» **TASK**: Note each line where "grid" appears, and copy it.

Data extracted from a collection
#####
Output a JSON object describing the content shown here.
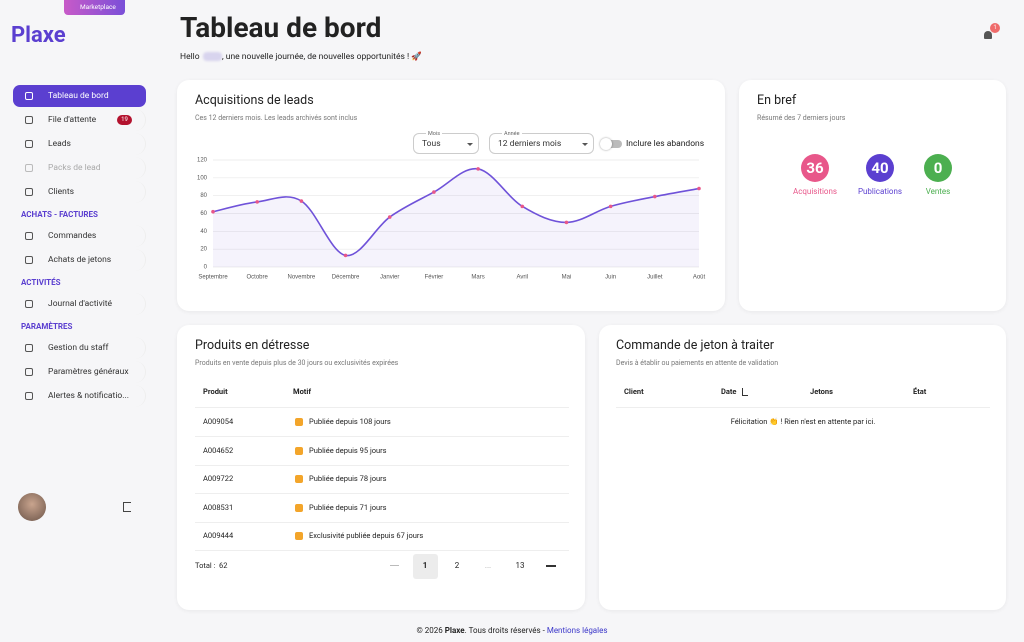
{
  "brand": {
    "logo": "Plaxe",
    "marketplace": "Marketplace"
  },
  "sidebar": {
    "items": [
      {
        "label": "Tableau de bord",
        "active": true
      },
      {
        "label": "File d'attente",
        "badge": 19
      },
      {
        "label": "Leads"
      },
      {
        "label": "Packs de lead",
        "disabled": true
      },
      {
        "label": "Clients"
      }
    ],
    "sections": [
      {
        "title": "ACHATS - FACTURES",
        "items": [
          {
            "label": "Commandes"
          },
          {
            "label": "Achats de jetons"
          }
        ]
      },
      {
        "title": "ACTIVITÉS",
        "items": [
          {
            "label": "Journal d'activité"
          }
        ]
      },
      {
        "title": "PARAMÈTRES",
        "items": [
          {
            "label": "Gestion du staff"
          },
          {
            "label": "Paramètres généraux"
          },
          {
            "label": "Alertes & notificatio..."
          }
        ]
      }
    ]
  },
  "header": {
    "title": "Tableau de bord",
    "greeting_start": "Hello",
    "greeting_end": ", une nouvelle journée, de nouvelles opportunités ! 🚀",
    "notifications": 1
  },
  "leads": {
    "title": "Acquisitions de leads",
    "subtitle": "Ces 12 derniers mois. Les leads archivés sont inclus",
    "month": {
      "label": "Mois",
      "value": "Tous"
    },
    "year": {
      "label": "Année",
      "value": "12 derniers mois"
    },
    "toggle": "Inclure les abandons"
  },
  "chart_data": {
    "type": "line",
    "categories": [
      "Septembre",
      "Octobre",
      "Novembre",
      "Décembre",
      "Janvier",
      "Février",
      "Mars",
      "Avril",
      "Mai",
      "Juin",
      "Juillet",
      "Août"
    ],
    "values": [
      62,
      73,
      74,
      13,
      56,
      84,
      110,
      68,
      50,
      68,
      79,
      88
    ],
    "color": "#6f52d9",
    "point_color": "#e8578a",
    "ylim": [
      0,
      120
    ],
    "yticks": [
      0,
      20,
      40,
      60,
      80,
      100,
      120
    ],
    "grid": true
  },
  "summary": {
    "title": "En bref",
    "subtitle": "Résumé des 7 derniers jours",
    "stats": [
      {
        "value": 36,
        "label": "Acquisitions",
        "color": "#e8578a"
      },
      {
        "value": 40,
        "label": "Publications",
        "color": "#5b3fd0"
      },
      {
        "value": 0,
        "label": "Ventes",
        "color": "#4caf50"
      }
    ]
  },
  "products": {
    "title": "Produits en détresse",
    "subtitle": "Produits en vente depuis plus de 30 jours ou exclusivités expirées",
    "columns": [
      "Produit",
      "Motif"
    ],
    "rows": [
      [
        "A009054",
        "Publiée depuis 108 jours"
      ],
      [
        "A004652",
        "Publiée depuis 95 jours"
      ],
      [
        "A009722",
        "Publiée depuis 78 jours"
      ],
      [
        "A008531",
        "Publiée depuis 71 jours"
      ],
      [
        "A009444",
        "Exclusivité publiée depuis 67 jours"
      ]
    ],
    "total_label": "Total :",
    "total": 62,
    "pagination": {
      "pages": [
        1,
        2
      ],
      "ellipsis": "...",
      "last": 13,
      "current": 1
    }
  },
  "orders": {
    "title": "Commande de jeton à traiter",
    "subtitle": "Devis à établir ou paiements en attente de validation",
    "columns": [
      "Client",
      "Date",
      "Jetons",
      "État"
    ],
    "empty": "Félicitation 👏 ! Rien n'est en attente par ici."
  },
  "footer": {
    "copyright": "© 2026",
    "brand": "Plaxe",
    "rights": ". Tous droits réservés -",
    "link": "Mentions légales"
  }
}
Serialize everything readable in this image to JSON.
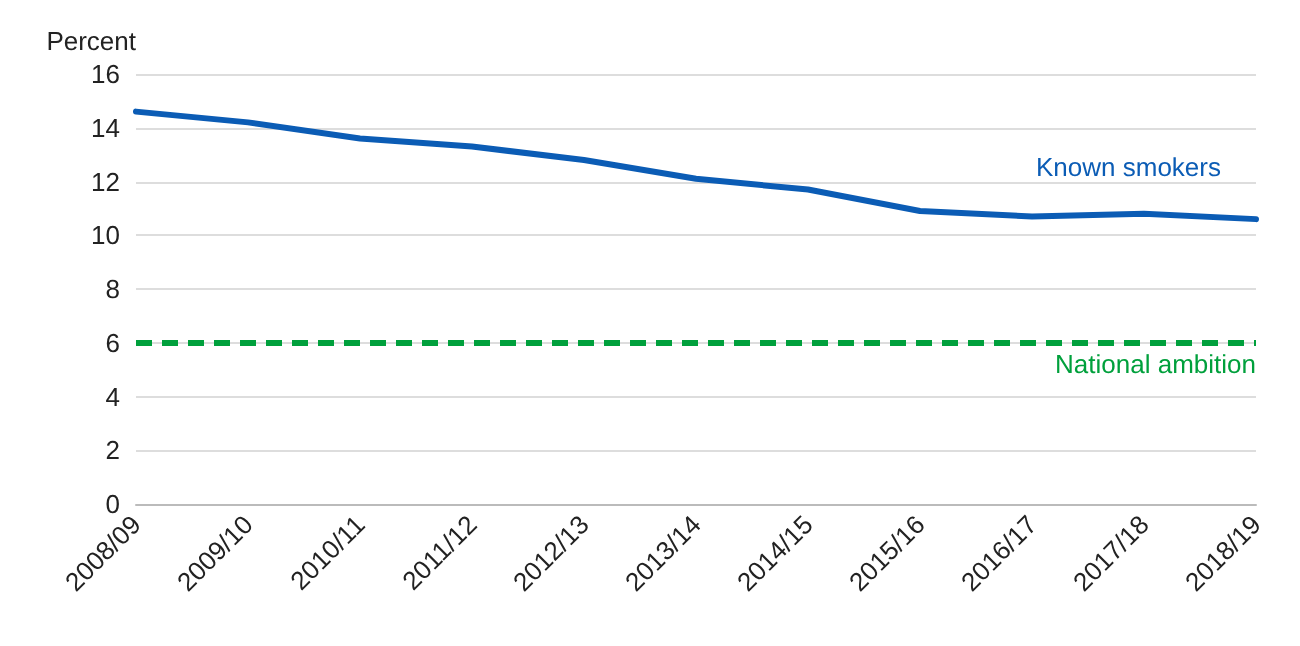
{
  "chart_data": {
    "type": "line",
    "ylabel": "Percent",
    "categories": [
      "2008/09",
      "2009/10",
      "2010/11",
      "2011/12",
      "2012/13",
      "2013/14",
      "2014/15",
      "2015/16",
      "2016/17",
      "2017/18",
      "2018/19"
    ],
    "series": [
      {
        "name": "Known smokers",
        "color": "#0b5cb5",
        "values": [
          14.6,
          14.2,
          13.6,
          13.3,
          12.8,
          12.1,
          11.7,
          10.9,
          10.7,
          10.8,
          10.6
        ]
      }
    ],
    "ref_lines": [
      {
        "axis": "y",
        "value": 6,
        "label": "National ambition",
        "color": "#00a03c",
        "line_style": "dashed"
      }
    ],
    "ylim": [
      0,
      16
    ],
    "yticks": [
      0,
      2,
      4,
      6,
      8,
      10,
      12,
      14,
      16
    ],
    "grid": "y",
    "legend": false,
    "marker": "none",
    "line_style": "solid"
  }
}
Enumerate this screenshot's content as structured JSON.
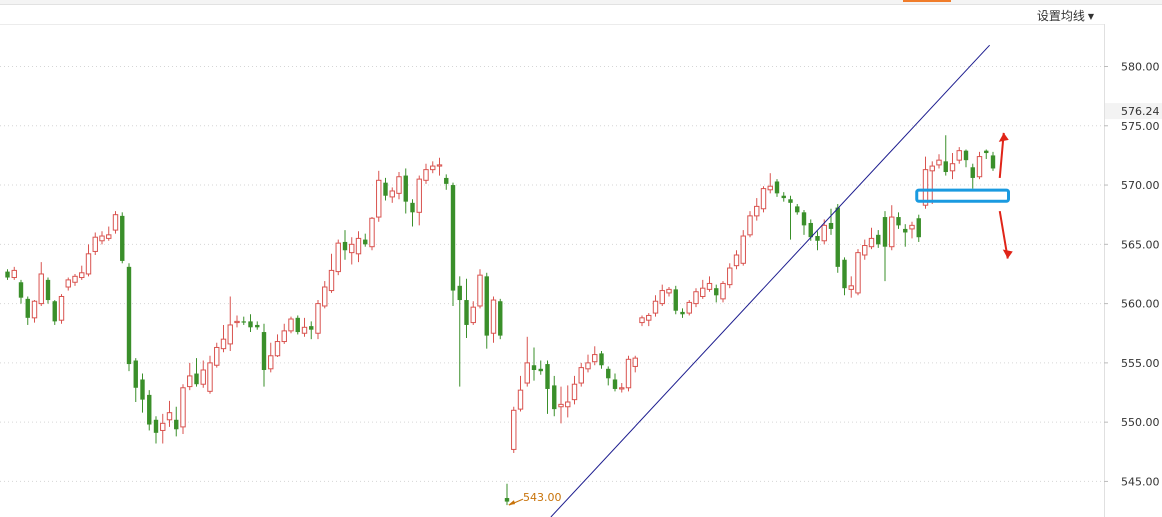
{
  "toolbar": {
    "ma_settings_label": "设置均线"
  },
  "chart_data": {
    "type": "candlestick",
    "y_axis": {
      "ticks": [
        545,
        550,
        555,
        560,
        565,
        570,
        575,
        580
      ],
      "ylim": [
        542.0,
        583.5
      ],
      "position": "right",
      "grid": "dotted-horizontal"
    },
    "current_price": "576.24",
    "low_annotation": {
      "label": "543.00",
      "value": 543.0
    },
    "colors": {
      "up": "#d9534f",
      "down": "#3a8f2a",
      "trendline": "#1d1d8f",
      "annotation": "#c8730a",
      "support_box": "#1a9ae0",
      "arrows": "#e02418"
    },
    "trendline": {
      "start": [
        80.5,
        542.0
      ],
      "end": [
        145.5,
        581.8
      ]
    },
    "support_zone": {
      "from_index": 135,
      "to_index": 148,
      "low": 568.8,
      "high": 569.4
    },
    "arrows": [
      {
        "direction": "up",
        "at_index": 147,
        "from": 570.6,
        "to": 574.4
      },
      {
        "direction": "down",
        "at_index": 147,
        "from": 567.8,
        "to": 563.8
      }
    ],
    "candles": [
      [
        562.7,
        562.2,
        562.9,
        562.0
      ],
      [
        562.2,
        562.8,
        563.1,
        562.0
      ],
      [
        561.8,
        560.5,
        562.0,
        560.0
      ],
      [
        560.4,
        558.8,
        560.6,
        558.2
      ],
      [
        558.8,
        560.2,
        560.3,
        558.4
      ],
      [
        560.0,
        562.5,
        563.5,
        559.8
      ],
      [
        562.0,
        560.3,
        562.2,
        560.0
      ],
      [
        560.2,
        558.5,
        560.3,
        558.2
      ],
      [
        558.6,
        560.6,
        560.8,
        558.3
      ],
      [
        561.4,
        562.0,
        562.2,
        561.1
      ],
      [
        561.8,
        562.3,
        562.5,
        561.5
      ],
      [
        562.2,
        562.6,
        563.2,
        562.0
      ],
      [
        562.5,
        564.2,
        565.0,
        562.3
      ],
      [
        564.4,
        565.6,
        566.0,
        564.1
      ],
      [
        565.3,
        565.7,
        566.1,
        565.0
      ],
      [
        565.5,
        565.8,
        566.5,
        565.3
      ],
      [
        566.2,
        567.5,
        567.8,
        565.9
      ],
      [
        567.4,
        563.6,
        567.7,
        563.4
      ],
      [
        563.1,
        554.9,
        563.4,
        554.3
      ],
      [
        555.2,
        552.9,
        555.4,
        551.7
      ],
      [
        553.6,
        551.9,
        554.1,
        550.8
      ],
      [
        552.3,
        549.8,
        552.7,
        549.3
      ],
      [
        550.2,
        549.1,
        550.5,
        548.2
      ],
      [
        549.3,
        549.9,
        550.7,
        548.2
      ],
      [
        550.2,
        550.8,
        551.8,
        549.6
      ],
      [
        550.2,
        549.4,
        551.3,
        548.8
      ],
      [
        549.6,
        552.9,
        553.2,
        549.0
      ],
      [
        553.0,
        553.9,
        555.0,
        552.7
      ],
      [
        554.1,
        553.2,
        555.4,
        553.0
      ],
      [
        553.2,
        554.4,
        555.2,
        552.9
      ],
      [
        552.6,
        555.0,
        555.6,
        552.4
      ],
      [
        554.8,
        556.3,
        556.7,
        554.6
      ],
      [
        556.2,
        557.0,
        558.2,
        555.9
      ],
      [
        556.6,
        558.2,
        560.6,
        556.0
      ],
      [
        558.4,
        558.5,
        559.0,
        558.0
      ],
      [
        558.5,
        558.4,
        558.9,
        558.2
      ],
      [
        558.5,
        558.0,
        559.1,
        557.6
      ],
      [
        558.2,
        558.0,
        558.5,
        557.8
      ],
      [
        557.6,
        554.4,
        558.3,
        553.0
      ],
      [
        554.5,
        555.6,
        556.7,
        554.2
      ],
      [
        555.6,
        556.8,
        557.4,
        555.5
      ],
      [
        556.8,
        557.7,
        558.3,
        556.6
      ],
      [
        557.7,
        558.7,
        558.9,
        557.5
      ],
      [
        558.8,
        557.6,
        559.0,
        557.4
      ],
      [
        557.5,
        558.0,
        558.8,
        557.2
      ],
      [
        558.1,
        557.8,
        558.5,
        557.0
      ],
      [
        557.5,
        560.0,
        560.3,
        557.0
      ],
      [
        559.8,
        561.4,
        561.9,
        559.6
      ],
      [
        561.1,
        562.8,
        564.2,
        560.9
      ],
      [
        562.7,
        565.1,
        565.4,
        562.4
      ],
      [
        565.2,
        564.5,
        566.2,
        563.7
      ],
      [
        564.3,
        565.0,
        565.6,
        563.3
      ],
      [
        564.2,
        565.5,
        566.1,
        563.5
      ],
      [
        565.4,
        565.0,
        565.9,
        564.8
      ],
      [
        564.8,
        567.2,
        567.3,
        564.5
      ],
      [
        567.3,
        570.4,
        571.2,
        566.9
      ],
      [
        570.2,
        569.1,
        570.6,
        568.7
      ],
      [
        569.0,
        569.5,
        569.8,
        568.5
      ],
      [
        569.3,
        570.7,
        571.1,
        568.8
      ],
      [
        570.8,
        568.6,
        571.4,
        567.6
      ],
      [
        568.5,
        567.7,
        568.8,
        566.5
      ],
      [
        567.7,
        570.5,
        570.8,
        566.6
      ],
      [
        570.4,
        571.3,
        571.8,
        570.1
      ],
      [
        571.3,
        571.6,
        572.0,
        571.0
      ],
      [
        571.6,
        571.7,
        572.3,
        570.8
      ],
      [
        570.6,
        570.1,
        570.9,
        569.6
      ],
      [
        570.0,
        561.1,
        570.2,
        559.8
      ],
      [
        561.5,
        560.3,
        562.3,
        553.0
      ],
      [
        560.3,
        558.2,
        562.1,
        557.1
      ],
      [
        558.4,
        559.7,
        560.2,
        558.2
      ],
      [
        559.8,
        562.4,
        562.9,
        559.6
      ],
      [
        562.3,
        557.3,
        562.6,
        556.2
      ],
      [
        557.5,
        560.3,
        560.6,
        556.7
      ],
      [
        560.2,
        557.3,
        560.4,
        557.0
      ],
      [
        543.6,
        543.3,
        544.8,
        543.0
      ],
      [
        547.7,
        551.0,
        551.3,
        547.4
      ],
      [
        551.1,
        552.7,
        553.9,
        550.9
      ],
      [
        553.3,
        555.0,
        557.2,
        553.0
      ],
      [
        554.8,
        554.4,
        556.3,
        553.5
      ],
      [
        554.5,
        554.3,
        555.2,
        554.0
      ],
      [
        554.9,
        552.8,
        555.2,
        550.7
      ],
      [
        553.1,
        551.1,
        553.9,
        550.5
      ],
      [
        551.3,
        551.5,
        553.0,
        549.9
      ],
      [
        551.3,
        551.7,
        553.1,
        550.4
      ],
      [
        551.9,
        553.2,
        553.9,
        551.5
      ],
      [
        553.3,
        554.6,
        555.0,
        553.0
      ],
      [
        554.5,
        555.0,
        555.7,
        554.2
      ],
      [
        555.1,
        555.7,
        556.4,
        554.8
      ],
      [
        555.8,
        554.8,
        556.0,
        554.5
      ],
      [
        554.5,
        553.7,
        554.7,
        553.1
      ],
      [
        553.6,
        552.8,
        554.1,
        552.6
      ],
      [
        552.8,
        552.9,
        553.3,
        552.5
      ],
      [
        552.9,
        555.3,
        555.6,
        552.6
      ],
      [
        554.7,
        555.4,
        555.6,
        554.2
      ],
      [
        558.4,
        558.8,
        559.0,
        558.1
      ],
      [
        558.6,
        559.0,
        559.2,
        558.1
      ],
      [
        559.2,
        560.2,
        560.7,
        558.9
      ],
      [
        560.0,
        561.1,
        561.6,
        559.8
      ],
      [
        560.9,
        561.2,
        561.4,
        560.6
      ],
      [
        561.2,
        559.4,
        561.5,
        559.1
      ],
      [
        559.3,
        559.1,
        559.6,
        558.8
      ],
      [
        559.2,
        560.1,
        560.3,
        559.0
      ],
      [
        560.0,
        561.0,
        561.3,
        559.7
      ],
      [
        560.6,
        561.3,
        562.0,
        560.4
      ],
      [
        561.2,
        561.7,
        562.3,
        561.0
      ],
      [
        561.3,
        560.7,
        561.6,
        560.1
      ],
      [
        560.4,
        561.7,
        561.9,
        560.1
      ],
      [
        561.6,
        563.0,
        563.4,
        561.3
      ],
      [
        563.2,
        564.1,
        564.5,
        562.9
      ],
      [
        563.4,
        565.7,
        566.2,
        563.2
      ],
      [
        565.8,
        567.4,
        567.8,
        565.6
      ],
      [
        567.4,
        568.2,
        568.9,
        567.0
      ],
      [
        568.0,
        569.7,
        569.9,
        567.7
      ],
      [
        569.6,
        569.9,
        571.0,
        569.3
      ],
      [
        570.3,
        569.3,
        570.5,
        569.0
      ],
      [
        569.1,
        568.9,
        569.4,
        568.6
      ],
      [
        568.8,
        568.5,
        569.1,
        565.4
      ],
      [
        568.2,
        567.7,
        568.4,
        567.5
      ],
      [
        567.7,
        566.6,
        567.9,
        565.8
      ],
      [
        566.8,
        565.6,
        567.1,
        565.3
      ],
      [
        565.7,
        565.3,
        566.1,
        564.5
      ],
      [
        565.3,
        566.6,
        567.1,
        565.0
      ],
      [
        566.8,
        566.3,
        568.0,
        565.8
      ],
      [
        568.1,
        563.1,
        568.4,
        562.6
      ],
      [
        563.7,
        561.3,
        563.9,
        560.7
      ],
      [
        561.2,
        561.5,
        562.3,
        560.5
      ],
      [
        560.9,
        564.3,
        564.6,
        560.7
      ],
      [
        564.1,
        564.9,
        565.4,
        563.7
      ],
      [
        564.8,
        565.5,
        566.4,
        564.6
      ],
      [
        565.8,
        565.0,
        566.2,
        564.7
      ],
      [
        567.3,
        564.8,
        567.8,
        561.9
      ],
      [
        564.8,
        567.3,
        568.3,
        564.5
      ],
      [
        567.3,
        566.6,
        567.7,
        566.3
      ],
      [
        566.3,
        566.0,
        566.7,
        564.8
      ],
      [
        566.3,
        566.6,
        566.9,
        565.5
      ],
      [
        567.2,
        565.6,
        567.5,
        565.2
      ],
      [
        568.3,
        571.3,
        572.4,
        568.0
      ],
      [
        571.2,
        571.6,
        572.0,
        568.4
      ],
      [
        571.7,
        572.1,
        572.6,
        571.4
      ],
      [
        572.0,
        571.1,
        574.2,
        570.8
      ],
      [
        571.2,
        571.8,
        572.7,
        570.5
      ],
      [
        572.1,
        572.9,
        573.2,
        571.8
      ],
      [
        572.9,
        572.1,
        573.0,
        571.5
      ],
      [
        571.5,
        570.6,
        571.8,
        569.7
      ],
      [
        570.7,
        572.4,
        572.8,
        570.5
      ],
      [
        572.9,
        572.7,
        573.0,
        572.2
      ],
      [
        572.5,
        571.4,
        572.8,
        571.2
      ]
    ]
  }
}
#####
» **CORRECT RESULT**:
    "grid": true
    "grid": "y",
      "grid": "dotted-horizontal"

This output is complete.